* **Written task**: All entries are to be quoted exactly; the images stay out of the copy.

[Source data]
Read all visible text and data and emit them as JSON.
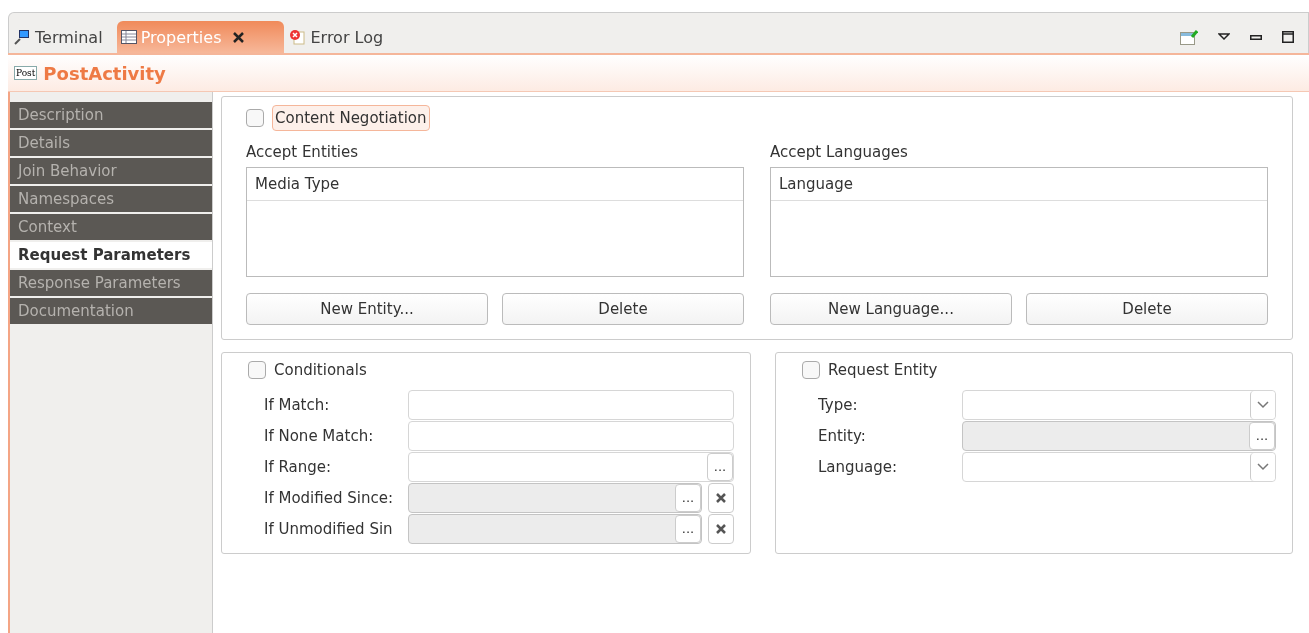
{
  "tabs": [
    {
      "label": "Terminal",
      "kind": "terminal",
      "selected": false
    },
    {
      "label": "Properties",
      "kind": "properties",
      "selected": true
    },
    {
      "label": "Error Log",
      "kind": "error",
      "selected": false
    }
  ],
  "header": {
    "icon_text": "Post",
    "title": "PostActivity"
  },
  "sidebar": {
    "items": [
      {
        "label": "Description",
        "selected": false
      },
      {
        "label": "Details",
        "selected": false
      },
      {
        "label": "Join Behavior",
        "selected": false
      },
      {
        "label": "Namespaces",
        "selected": false
      },
      {
        "label": "Context",
        "selected": false
      },
      {
        "label": "Request Parameters",
        "selected": true
      },
      {
        "label": "Response Parameters",
        "selected": false
      },
      {
        "label": "Documentation",
        "selected": false
      }
    ]
  },
  "negotiation": {
    "checkbox": {
      "label": "Content Negotiation",
      "checked": false
    },
    "lists": [
      {
        "title": "Accept Entities",
        "column": "Media Type",
        "buttons": [
          "New Entity...",
          "Delete"
        ]
      },
      {
        "title": "Accept Languages",
        "column": "Language",
        "buttons": [
          "New Language...",
          "Delete"
        ]
      }
    ]
  },
  "groups": [
    {
      "checkbox": {
        "label": "Conditionals",
        "checked": false
      },
      "fields": [
        {
          "label": "If Match:",
          "kind": "text",
          "disabled": false
        },
        {
          "label": "If None Match:",
          "kind": "text",
          "disabled": false
        },
        {
          "label": "If Range:",
          "kind": "browse",
          "disabled": false,
          "button": "..."
        },
        {
          "label": "If Modified Since:",
          "kind": "browse-clear",
          "disabled": true,
          "button": "..."
        },
        {
          "label": "If Unmodified Sin",
          "kind": "browse-clear",
          "disabled": true,
          "button": "..."
        }
      ]
    },
    {
      "checkbox": {
        "label": "Request Entity",
        "checked": false
      },
      "fields": [
        {
          "label": "Type:",
          "kind": "combo",
          "disabled": false
        },
        {
          "label": "Entity:",
          "kind": "browse",
          "disabled": true,
          "button": "..."
        },
        {
          "label": "Language:",
          "kind": "combo",
          "disabled": false
        }
      ]
    }
  ]
}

* **Result of the exercise**:
Read all visible text and data and emit them as JSON.
{
  "tabs": [
    {
      "label": "Terminal",
      "kind": "terminal",
      "selected": false
    },
    {
      "label": "Properties",
      "kind": "properties",
      "selected": true
    },
    {
      "label": "Error Log",
      "kind": "error",
      "selected": false
    }
  ],
  "header": {
    "icon_text": "Post",
    "title": "PostActivity"
  },
  "sidebar": {
    "items": [
      {
        "label": "Description",
        "selected": false
      },
      {
        "label": "Details",
        "selected": false
      },
      {
        "label": "Join Behavior",
        "selected": false
      },
      {
        "label": "Namespaces",
        "selected": false
      },
      {
        "label": "Context",
        "selected": false
      },
      {
        "label": "Request Parameters",
        "selected": true
      },
      {
        "label": "Response Parameters",
        "selected": false
      },
      {
        "label": "Documentation",
        "selected": false
      }
    ]
  },
  "negotiation": {
    "checkbox": {
      "label": "Content Negotiation",
      "checked": false
    },
    "lists": [
      {
        "title": "Accept Entities",
        "column": "Media Type",
        "buttons": [
          "New Entity...",
          "Delete"
        ]
      },
      {
        "title": "Accept Languages",
        "column": "Language",
        "buttons": [
          "New Language...",
          "Delete"
        ]
      }
    ]
  },
  "groups": [
    {
      "checkbox": {
        "label": "Conditionals",
        "checked": false
      },
      "fields": [
        {
          "label": "If Match:",
          "kind": "text",
          "disabled": false
        },
        {
          "label": "If None Match:",
          "kind": "text",
          "disabled": false
        },
        {
          "label": "If Range:",
          "kind": "browse",
          "disabled": false,
          "button": "..."
        },
        {
          "label": "If Modified Since:",
          "kind": "browse-clear",
          "disabled": true,
          "button": "..."
        },
        {
          "label": "If Unmodified Sin",
          "kind": "browse-clear",
          "disabled": true,
          "button": "..."
        }
      ]
    },
    {
      "checkbox": {
        "label": "Request Entity",
        "checked": false
      },
      "fields": [
        {
          "label": "Type:",
          "kind": "combo",
          "disabled": false
        },
        {
          "label": "Entity:",
          "kind": "browse",
          "disabled": true,
          "button": "..."
        },
        {
          "label": "Language:",
          "kind": "combo",
          "disabled": false
        }
      ]
    }
  ]
}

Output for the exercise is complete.